Stated problem >> List each line of the data that holds the string "JSON", please.

Given data >>
═══

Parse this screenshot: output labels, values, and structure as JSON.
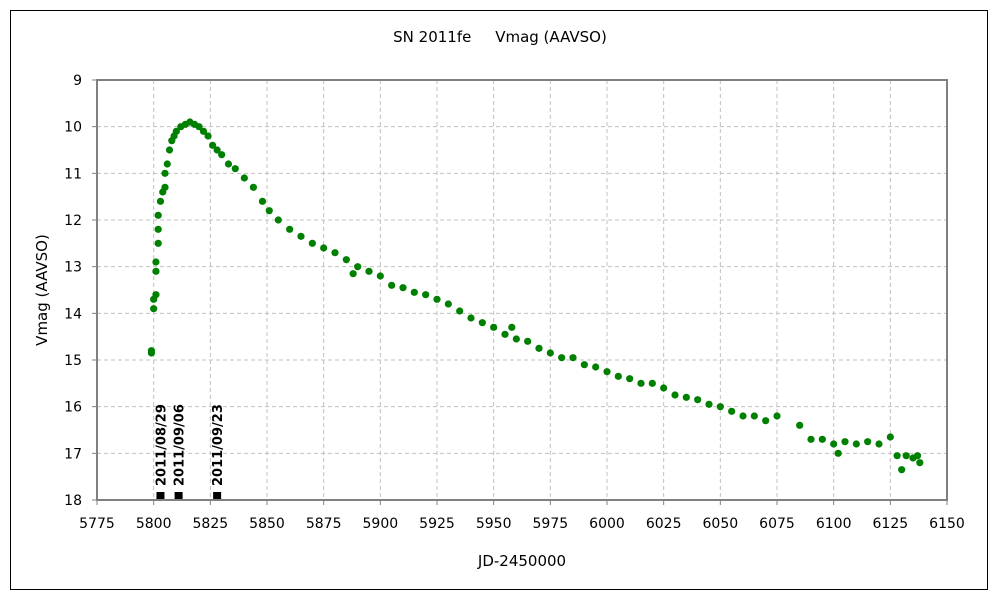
{
  "chart_data": {
    "type": "scatter",
    "title": "SN 2011fe     Vmag (AAVSO)",
    "xlabel": "JD-2450000",
    "ylabel": "Vmag (AAVSO)",
    "xlim": [
      5775,
      6150
    ],
    "ylim": [
      9,
      18
    ],
    "y_inverted": true,
    "grid": true,
    "xticks": [
      5775,
      5800,
      5825,
      5850,
      5875,
      5900,
      5925,
      5950,
      5975,
      6000,
      6025,
      6050,
      6075,
      6100,
      6125,
      6150
    ],
    "yticks": [
      9,
      10,
      11,
      12,
      13,
      14,
      15,
      16,
      17,
      18
    ],
    "marker_color": "#008000",
    "annotations": [
      {
        "x": 5803,
        "label": "2011/08/29"
      },
      {
        "x": 5811,
        "label": "2011/09/06"
      },
      {
        "x": 5828,
        "label": "2011/09/23"
      }
    ],
    "points": [
      [
        5799,
        14.8
      ],
      [
        5799,
        14.85
      ],
      [
        5800,
        13.9
      ],
      [
        5800,
        13.7
      ],
      [
        5801,
        13.6
      ],
      [
        5801,
        13.1
      ],
      [
        5801,
        12.9
      ],
      [
        5802,
        12.5
      ],
      [
        5802,
        12.2
      ],
      [
        5802,
        11.9
      ],
      [
        5803,
        11.6
      ],
      [
        5804,
        11.4
      ],
      [
        5805,
        11.0
      ],
      [
        5805,
        11.3
      ],
      [
        5806,
        10.8
      ],
      [
        5807,
        10.5
      ],
      [
        5808,
        10.3
      ],
      [
        5809,
        10.2
      ],
      [
        5810,
        10.1
      ],
      [
        5812,
        10.0
      ],
      [
        5814,
        9.95
      ],
      [
        5816,
        9.9
      ],
      [
        5818,
        9.95
      ],
      [
        5820,
        10.0
      ],
      [
        5822,
        10.1
      ],
      [
        5824,
        10.2
      ],
      [
        5826,
        10.4
      ],
      [
        5828,
        10.5
      ],
      [
        5830,
        10.6
      ],
      [
        5833,
        10.8
      ],
      [
        5836,
        10.9
      ],
      [
        5840,
        11.1
      ],
      [
        5844,
        11.3
      ],
      [
        5848,
        11.6
      ],
      [
        5851,
        11.8
      ],
      [
        5855,
        12.0
      ],
      [
        5860,
        12.2
      ],
      [
        5865,
        12.35
      ],
      [
        5870,
        12.5
      ],
      [
        5875,
        12.6
      ],
      [
        5880,
        12.7
      ],
      [
        5885,
        12.85
      ],
      [
        5888,
        13.15
      ],
      [
        5890,
        13.0
      ],
      [
        5895,
        13.1
      ],
      [
        5900,
        13.2
      ],
      [
        5905,
        13.4
      ],
      [
        5910,
        13.45
      ],
      [
        5915,
        13.55
      ],
      [
        5920,
        13.6
      ],
      [
        5925,
        13.7
      ],
      [
        5930,
        13.8
      ],
      [
        5935,
        13.95
      ],
      [
        5940,
        14.1
      ],
      [
        5945,
        14.2
      ],
      [
        5950,
        14.3
      ],
      [
        5955,
        14.45
      ],
      [
        5958,
        14.3
      ],
      [
        5960,
        14.55
      ],
      [
        5965,
        14.6
      ],
      [
        5970,
        14.75
      ],
      [
        5975,
        14.85
      ],
      [
        5980,
        14.95
      ],
      [
        5985,
        14.95
      ],
      [
        5990,
        15.1
      ],
      [
        5995,
        15.15
      ],
      [
        6000,
        15.25
      ],
      [
        6005,
        15.35
      ],
      [
        6010,
        15.4
      ],
      [
        6015,
        15.5
      ],
      [
        6020,
        15.5
      ],
      [
        6025,
        15.6
      ],
      [
        6030,
        15.75
      ],
      [
        6035,
        15.8
      ],
      [
        6040,
        15.85
      ],
      [
        6045,
        15.95
      ],
      [
        6050,
        16.0
      ],
      [
        6055,
        16.1
      ],
      [
        6060,
        16.2
      ],
      [
        6065,
        16.2
      ],
      [
        6070,
        16.3
      ],
      [
        6075,
        16.2
      ],
      [
        6085,
        16.4
      ],
      [
        6090,
        16.7
      ],
      [
        6095,
        16.7
      ],
      [
        6100,
        16.8
      ],
      [
        6102,
        17.0
      ],
      [
        6105,
        16.75
      ],
      [
        6110,
        16.8
      ],
      [
        6115,
        16.75
      ],
      [
        6120,
        16.8
      ],
      [
        6125,
        16.65
      ],
      [
        6128,
        17.05
      ],
      [
        6130,
        17.35
      ],
      [
        6132,
        17.05
      ],
      [
        6135,
        17.1
      ],
      [
        6137,
        17.05
      ],
      [
        6138,
        17.2
      ]
    ]
  }
}
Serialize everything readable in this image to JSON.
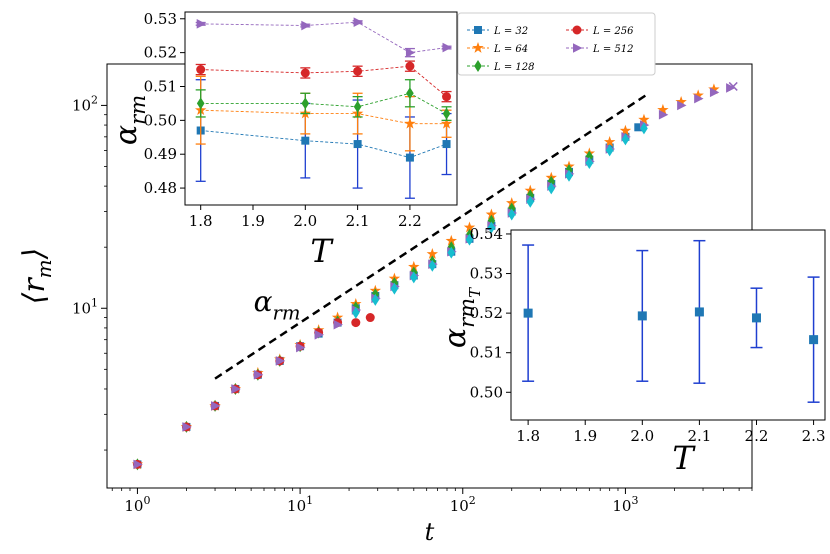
{
  "chart_data": [
    {
      "id": "main",
      "type": "scatter",
      "title": "",
      "xlabel": "t",
      "ylabel": "⟨r_m⟩",
      "xscale": "log",
      "yscale": "log",
      "xlim": [
        0.65,
        6000
      ],
      "ylim": [
        1.3,
        160
      ],
      "xticks": [
        {
          "value": 1,
          "base": "10",
          "exp": "0"
        },
        {
          "value": 10,
          "base": "10",
          "exp": "1"
        },
        {
          "value": 100,
          "base": "10",
          "exp": "2"
        },
        {
          "value": 1000,
          "base": "10",
          "exp": "3"
        }
      ],
      "yticks": [
        {
          "value": 10,
          "base": "10",
          "exp": "1"
        },
        {
          "value": 100,
          "base": "10",
          "exp": "2"
        }
      ],
      "series": [
        {
          "name": "L = 32",
          "color": "#1f77b4",
          "marker": "square",
          "x": [
            1,
            2,
            3,
            4,
            5.5,
            7.5,
            10,
            13,
            17,
            22,
            29,
            38,
            50,
            65,
            85,
            110,
            150,
            200,
            260,
            350,
            450,
            600,
            800,
            1000,
            1200
          ],
          "y": [
            1.7,
            2.6,
            3.3,
            4.0,
            4.7,
            5.5,
            6.5,
            7.5,
            8.5,
            10.0,
            11.5,
            13.0,
            14.5,
            16.5,
            19.0,
            22.0,
            25.5,
            30.0,
            35.0,
            41.0,
            47.0,
            54.0,
            62.0,
            70.0,
            78.0
          ]
        },
        {
          "name": "L = 64",
          "color": "#ff7f0e",
          "marker": "star",
          "x": [
            1,
            2,
            3,
            4,
            5.5,
            7.5,
            10,
            13,
            17,
            22,
            29,
            38,
            50,
            65,
            85,
            110,
            150,
            200,
            260,
            350,
            450,
            600,
            800,
            1000,
            1300,
            1700,
            2200,
            2800,
            3500
          ],
          "y": [
            1.7,
            2.6,
            3.3,
            4.0,
            4.8,
            5.6,
            6.6,
            7.8,
            9.0,
            10.5,
            12.2,
            14.0,
            16.0,
            18.5,
            21.5,
            25.0,
            29.0,
            33.0,
            38.0,
            44.0,
            50.0,
            58.0,
            66.0,
            75.0,
            85.0,
            95.0,
            104.0,
            112.0,
            120.0
          ]
        },
        {
          "name": "L = 128",
          "color": "#2ca02c",
          "marker": "diamond",
          "x": [
            1,
            2,
            3,
            4,
            5.5,
            7.5,
            10,
            13,
            17,
            22,
            29,
            38,
            50,
            65,
            85,
            110,
            150,
            200,
            260,
            350,
            450,
            600
          ],
          "y": [
            1.7,
            2.6,
            3.3,
            4.0,
            4.7,
            5.5,
            6.5,
            7.6,
            8.6,
            10.1,
            11.7,
            13.3,
            15.0,
            17.0,
            20.0,
            23.0,
            27.0,
            31.0,
            36.0,
            42.0,
            48.0,
            56.0
          ]
        },
        {
          "name": "L = 256",
          "color": "#d62728",
          "marker": "circle",
          "x": [
            1,
            2,
            3,
            4,
            5.5,
            7.5,
            10,
            13,
            17,
            22,
            27
          ],
          "y": [
            1.7,
            2.6,
            3.3,
            4.0,
            4.7,
            5.5,
            6.5,
            7.6,
            8.5,
            8.5,
            9.0
          ]
        },
        {
          "name": "L = 512",
          "color": "#9467bd",
          "marker": "triangle-right",
          "x": [
            1,
            2,
            3,
            4,
            5.5,
            7.5,
            10,
            13,
            17,
            22,
            29,
            38,
            50,
            65,
            85,
            110,
            150,
            200,
            260,
            350,
            450,
            600,
            800,
            1000,
            1300,
            1700,
            2200,
            2800,
            3500,
            4400
          ],
          "y": [
            1.7,
            2.6,
            3.3,
            4.0,
            4.7,
            5.5,
            6.4,
            7.4,
            8.3,
            9.8,
            11.2,
            12.8,
            14.5,
            16.5,
            19.0,
            22.0,
            25.5,
            29.5,
            34.5,
            40.0,
            46.0,
            53.0,
            61.0,
            70.0,
            80.0,
            90.0,
            100.0,
            108.0,
            116.0,
            122.0
          ]
        },
        {
          "name": "",
          "color": "#17becf",
          "marker": "diamond",
          "x": [
            22,
            29,
            38,
            50,
            65,
            85,
            110,
            150,
            200,
            260,
            350,
            450,
            600,
            800,
            1000,
            1300
          ],
          "y": [
            9.5,
            11.0,
            12.5,
            14.2,
            16.2,
            18.8,
            21.8,
            25.0,
            29.0,
            33.5,
            39.0,
            45.0,
            52.0,
            60.0,
            68.0,
            77.0
          ]
        }
      ],
      "guide_line": {
        "label_base": "α",
        "label_sub": "rm",
        "x": [
          3,
          1400
        ],
        "y": [
          4.5,
          115
        ],
        "style": "dashed",
        "color": "#000000"
      }
    },
    {
      "id": "inset_top",
      "type": "line",
      "xlabel": "T",
      "ylabel_base": "α",
      "ylabel_sub": "rm",
      "xlim": [
        1.77,
        2.29
      ],
      "ylim": [
        0.475,
        0.532
      ],
      "xticks": [
        1.8,
        1.9,
        2.0,
        2.1,
        2.2
      ],
      "xtick_labels": [
        "1.8",
        "1.9",
        "2.0",
        "2.1",
        "2.2"
      ],
      "yticks": [
        0.48,
        0.49,
        0.5,
        0.51,
        0.52,
        0.53
      ],
      "ytick_labels": [
        "0.48",
        "0.49",
        "0.50",
        "0.51",
        "0.52",
        "0.53"
      ],
      "x": [
        1.8,
        2.0,
        2.1,
        2.2,
        2.27
      ],
      "series": [
        {
          "name": "L = 32",
          "color": "#1f77b4",
          "marker": "square",
          "ecolor": "#1f3fd0",
          "values": [
            0.497,
            0.494,
            0.493,
            0.489,
            0.493
          ],
          "errors": [
            0.015,
            0.011,
            0.013,
            0.012,
            0.009
          ]
        },
        {
          "name": "L = 64",
          "color": "#ff7f0e",
          "marker": "star",
          "ecolor": "#ff7f0e",
          "values": [
            0.503,
            0.502,
            0.502,
            0.499,
            0.499
          ],
          "errors": [
            0.01,
            0.006,
            0.006,
            0.008,
            0.004
          ]
        },
        {
          "name": "L = 128",
          "color": "#2ca02c",
          "marker": "diamond",
          "ecolor": "#2ca02c",
          "values": [
            0.505,
            0.505,
            0.504,
            0.508,
            0.502
          ],
          "errors": [
            0.004,
            0.003,
            0.003,
            0.004,
            0.002
          ]
        },
        {
          "name": "L = 256",
          "color": "#d62728",
          "marker": "circle",
          "ecolor": "#d62728",
          "values": [
            0.515,
            0.514,
            0.5145,
            0.516,
            0.507
          ],
          "errors": [
            0.0015,
            0.0015,
            0.0015,
            0.0015,
            0.0015
          ]
        },
        {
          "name": "L = 512",
          "color": "#9467bd",
          "marker": "triangle-right",
          "ecolor": "#9467bd",
          "values": [
            0.5285,
            0.528,
            0.529,
            0.52,
            0.5215
          ],
          "errors": [
            0.0004,
            0.0004,
            0.0004,
            0.0012,
            0.0004
          ]
        }
      ],
      "legend": {
        "placement": "top-right",
        "columns": 2
      }
    },
    {
      "id": "inset_right",
      "type": "scatter",
      "xlabel": "T",
      "ylabel_base": "α",
      "ylabel_sub": "rm",
      "ylabel_subsub": "T",
      "xlim": [
        1.77,
        2.32
      ],
      "ylim": [
        0.493,
        0.541
      ],
      "xticks": [
        1.8,
        1.9,
        2.0,
        2.1,
        2.2,
        2.3
      ],
      "xtick_labels": [
        "1.8",
        "1.9",
        "2.0",
        "2.1",
        "2.2",
        "2.3"
      ],
      "yticks": [
        0.5,
        0.51,
        0.52,
        0.53,
        0.54
      ],
      "ytick_labels": [
        "0.50",
        "0.51",
        "0.52",
        "0.53",
        "0.54"
      ],
      "x": [
        1.8,
        2.0,
        2.1,
        2.2,
        2.3
      ],
      "values": [
        0.52,
        0.5193,
        0.5203,
        0.5188,
        0.5133
      ],
      "errors": [
        0.0172,
        0.0165,
        0.018,
        0.0075,
        0.0158
      ],
      "color": "#1f77b4",
      "ecolor": "#1f3fd0"
    }
  ]
}
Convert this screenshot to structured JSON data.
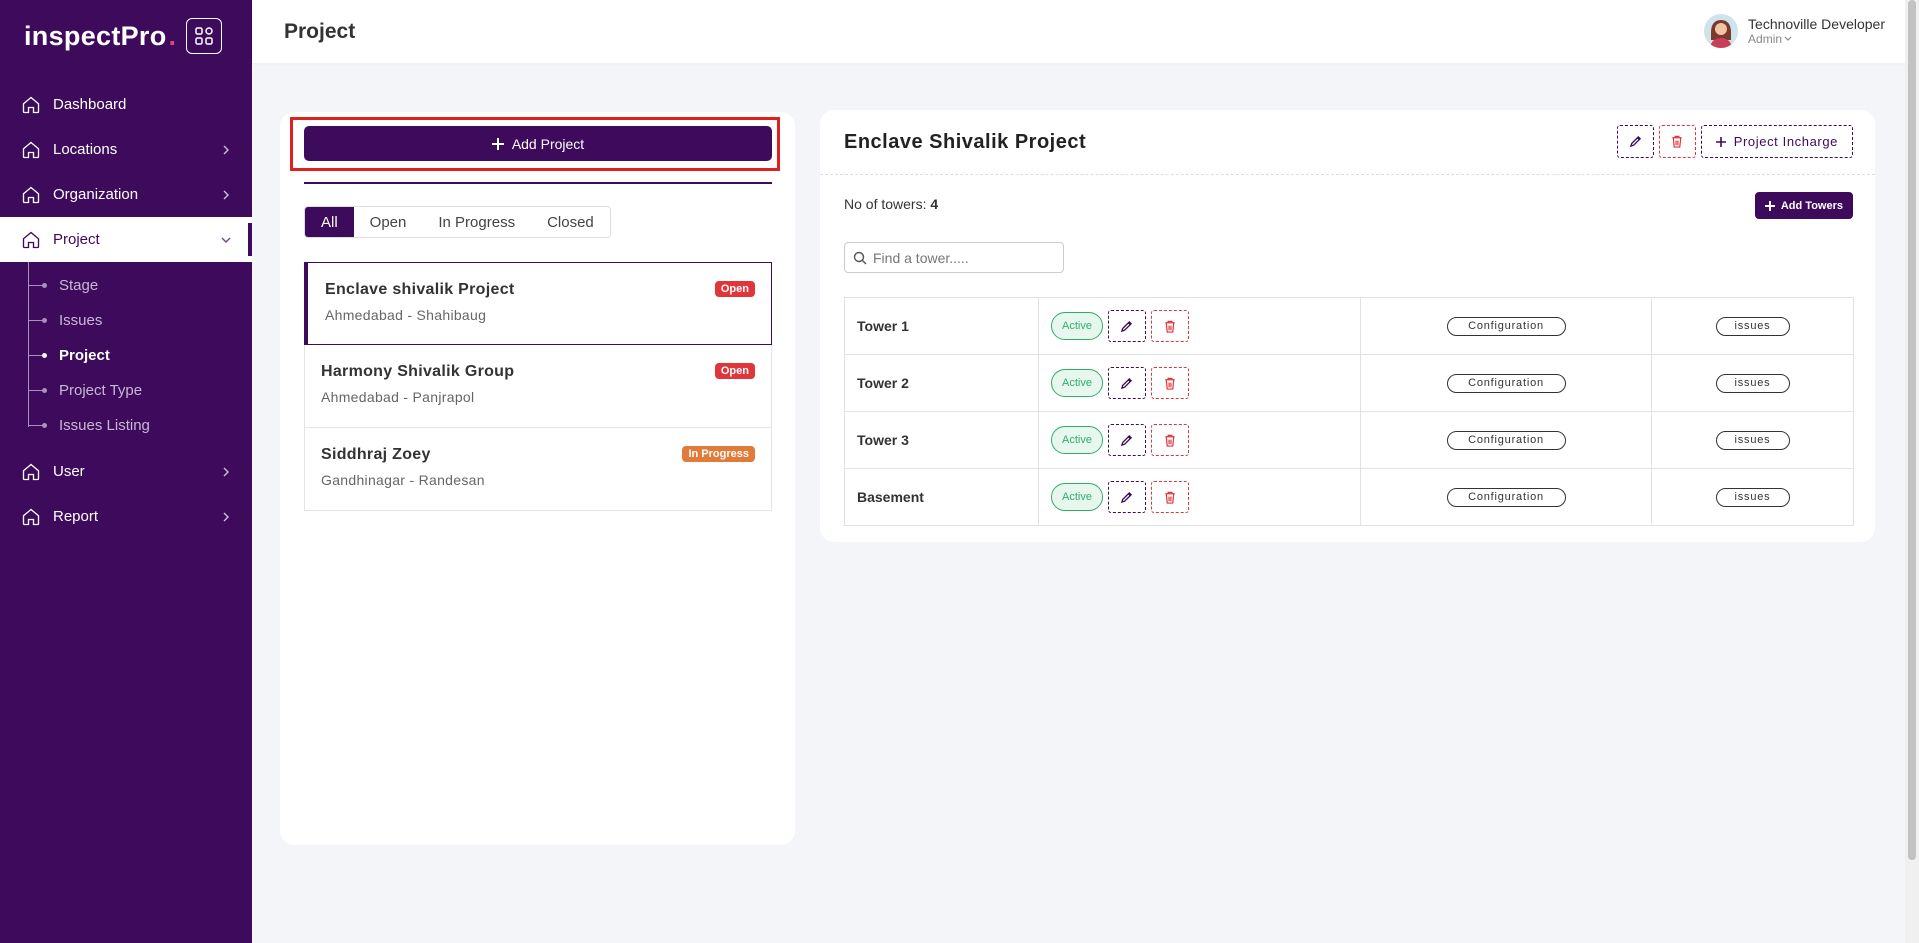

═══

Final result >>
Parse this screenshot: output labels, values, and structure as JSON.
Serialize everything readable in this image to JSON.
Convert this screenshot to structured JSON data.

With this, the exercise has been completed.